__What is being asked__
Turn the material into a numbered list, starting at the line that contains "List 29 of the" and ending at the line that contains "y-tick-label: -50 [38, 198, 56, 212]", with both of those lines included. Skip blank lines and leave out the pictures.

__Information supplied__
☆ ☆ ☆ ☆ ☆ ☆ ☆

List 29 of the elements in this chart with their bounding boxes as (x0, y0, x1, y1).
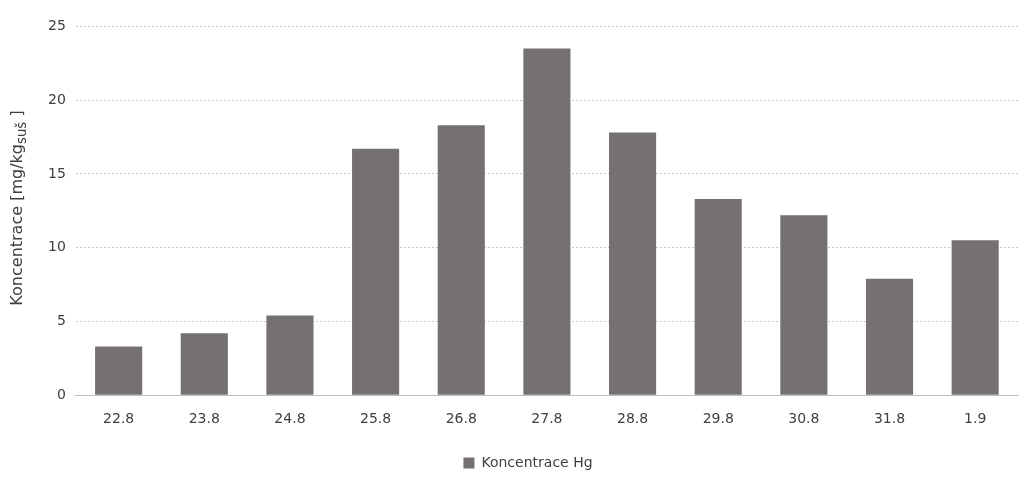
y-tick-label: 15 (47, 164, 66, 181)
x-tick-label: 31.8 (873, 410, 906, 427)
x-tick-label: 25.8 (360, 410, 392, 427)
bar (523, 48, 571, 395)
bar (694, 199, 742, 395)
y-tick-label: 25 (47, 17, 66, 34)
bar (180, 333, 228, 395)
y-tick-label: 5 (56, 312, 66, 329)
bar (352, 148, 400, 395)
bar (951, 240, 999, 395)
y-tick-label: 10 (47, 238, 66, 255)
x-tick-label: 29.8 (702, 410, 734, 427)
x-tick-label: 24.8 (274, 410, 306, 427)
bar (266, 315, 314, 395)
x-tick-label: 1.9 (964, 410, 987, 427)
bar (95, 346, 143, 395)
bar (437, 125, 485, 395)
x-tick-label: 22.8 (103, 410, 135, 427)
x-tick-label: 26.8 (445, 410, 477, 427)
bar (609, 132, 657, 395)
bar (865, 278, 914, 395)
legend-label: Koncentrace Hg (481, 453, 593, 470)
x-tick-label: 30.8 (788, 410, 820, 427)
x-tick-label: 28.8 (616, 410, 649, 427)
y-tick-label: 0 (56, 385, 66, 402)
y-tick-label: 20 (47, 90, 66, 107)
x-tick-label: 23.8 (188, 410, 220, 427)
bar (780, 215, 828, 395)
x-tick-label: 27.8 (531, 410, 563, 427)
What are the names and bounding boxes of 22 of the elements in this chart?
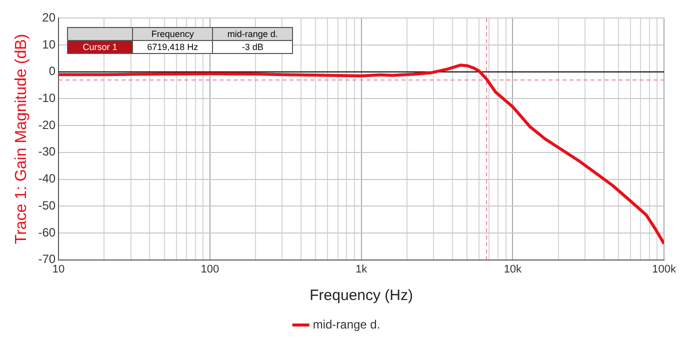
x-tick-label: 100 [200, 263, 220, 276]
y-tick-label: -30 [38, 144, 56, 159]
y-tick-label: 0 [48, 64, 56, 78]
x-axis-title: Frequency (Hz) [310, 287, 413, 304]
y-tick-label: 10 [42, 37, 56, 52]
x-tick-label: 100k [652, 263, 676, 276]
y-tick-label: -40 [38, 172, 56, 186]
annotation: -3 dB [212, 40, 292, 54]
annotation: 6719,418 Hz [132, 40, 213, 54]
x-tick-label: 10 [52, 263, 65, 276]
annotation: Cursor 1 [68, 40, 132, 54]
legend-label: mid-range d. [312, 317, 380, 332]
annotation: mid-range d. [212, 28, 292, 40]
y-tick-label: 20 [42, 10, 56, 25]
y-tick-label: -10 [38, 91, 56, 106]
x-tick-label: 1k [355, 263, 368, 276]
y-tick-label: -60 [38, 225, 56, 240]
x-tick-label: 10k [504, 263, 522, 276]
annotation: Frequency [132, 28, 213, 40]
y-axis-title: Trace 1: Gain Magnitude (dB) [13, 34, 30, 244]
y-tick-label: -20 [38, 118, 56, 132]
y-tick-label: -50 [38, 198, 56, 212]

☆ ☆ ☆ ☆ ☆ ☆ ☆

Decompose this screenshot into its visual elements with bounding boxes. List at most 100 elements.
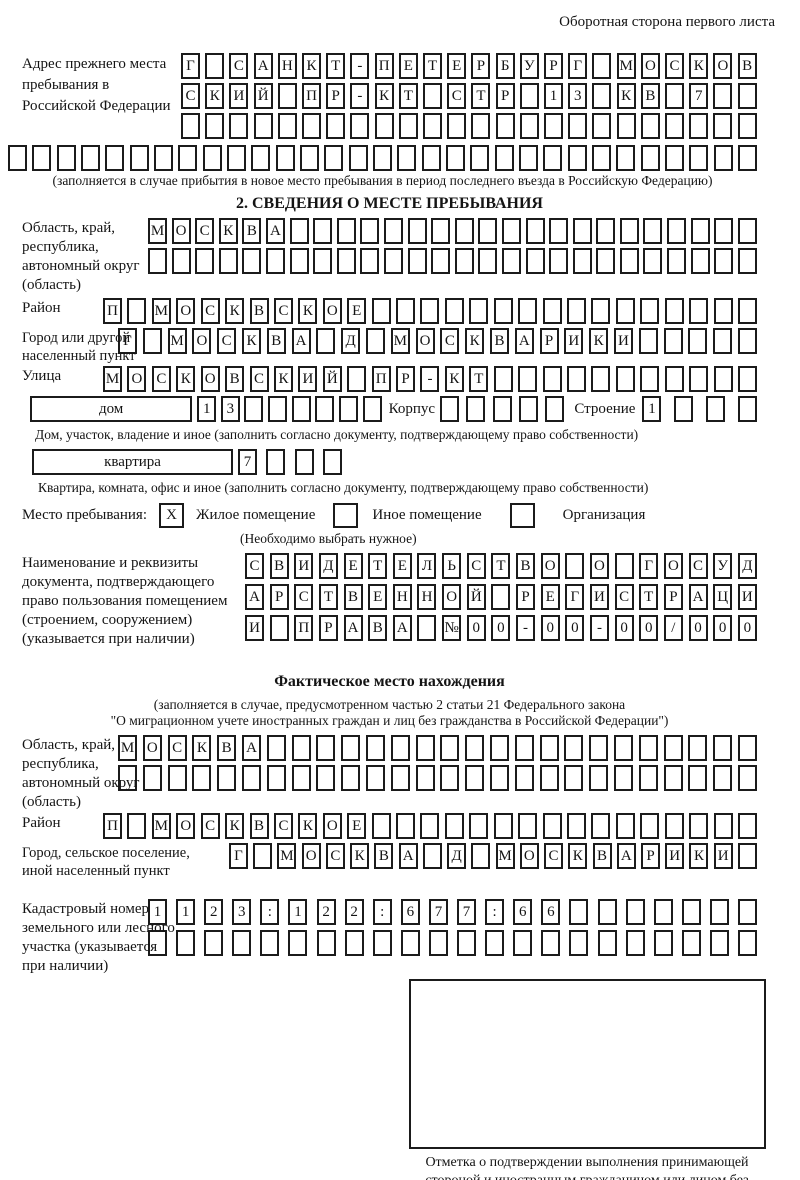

☆ ☆ ☆ ☆ ☆ ☆ ☆

__Exercise response__
1. List 29 of the elements in this chart with their bounding boxes as (x0, y0, x1, y1).
2. y-tick-label: 15 (47, 164, 66, 181)
3. x-tick-label: 31.8 (873, 410, 906, 427)
4. x-tick-label: 25.8 (360, 410, 392, 427)
5. bar (523, 48, 571, 395)
6. bar (694, 199, 742, 395)
7. y-tick-label: 25 (47, 17, 66, 34)
8. bar (180, 333, 228, 395)
9. y-tick-label: 5 (56, 312, 66, 329)
10. bar (352, 148, 400, 395)
11. bar (951, 240, 999, 395)
12. y-tick-label: 10 (47, 238, 66, 255)
13. x-tick-label: 29.8 (702, 410, 734, 427)
14. x-tick-label: 24.8 (274, 410, 306, 427)
15. bar (266, 315, 314, 395)
16. x-tick-label: 1.9 (964, 410, 987, 427)
17. bar (95, 346, 143, 395)
18. bar (437, 125, 485, 395)
19. x-tick-label: 22.8 (103, 410, 135, 427)
20. x-tick-label: 26.8 (445, 410, 477, 427)
21. bar (609, 132, 657, 395)
22. bar (865, 278, 914, 395)
23. legend-label: Koncentrace Hg (481, 453, 593, 470)
24. x-tick-label: 30.8 (788, 410, 820, 427)
25. x-tick-label: 28.8 (616, 410, 649, 427)
26. y-tick-label: 0 (56, 385, 66, 402)
27. y-tick-label: 20 (47, 90, 66, 107)
28. x-tick-label: 23.8 (188, 410, 220, 427)
29. bar (780, 215, 828, 395)
30. x-tick-label: 27.8 (531, 410, 563, 427)
31. What are the names and bounding boxes of 22 of the elements in this chart?
32. x-tick-label: 100 [200, 263, 220, 276]
33. y-tick-label: -30 [38, 144, 56, 159]
34. y-tick-label: 0 [48, 64, 56, 78]
35. x-axis-title: Frequency (Hz) [310, 287, 413, 304]
36. y-tick-label: 10 [42, 37, 56, 52]
37. x-tick-label: 100k [652, 263, 676, 276]
38. y-tick-label: -40 [38, 172, 56, 186]
39. annotation: -3 dB [212, 40, 292, 54]
40. annotation: 6719,418 Hz [132, 40, 213, 54]
41. x-tick-label: 10 [52, 263, 65, 276]
42. annotation: Cursor 1 [68, 40, 132, 54]
43. legend-label: mid-range d. [312, 317, 380, 332]
44. annotation: mid-range d. [212, 28, 292, 40]
45. y-tick-label: 20 [42, 10, 56, 25]
46. y-tick-label: -10 [38, 91, 56, 106]
47. x-tick-label: 1k [355, 263, 368, 276]
48. y-tick-label: -60 [38, 225, 56, 240]
49. x-tick-label: 10k [504, 263, 522, 276]
50. annotation: Frequency [132, 28, 213, 40]
51. y-axis-title: Trace 1: Gain Magnitude (dB) [13, 34, 30, 244]
52. y-tick-label: -20 [38, 118, 56, 132]
53. y-tick-label: -50 [38, 198, 56, 212]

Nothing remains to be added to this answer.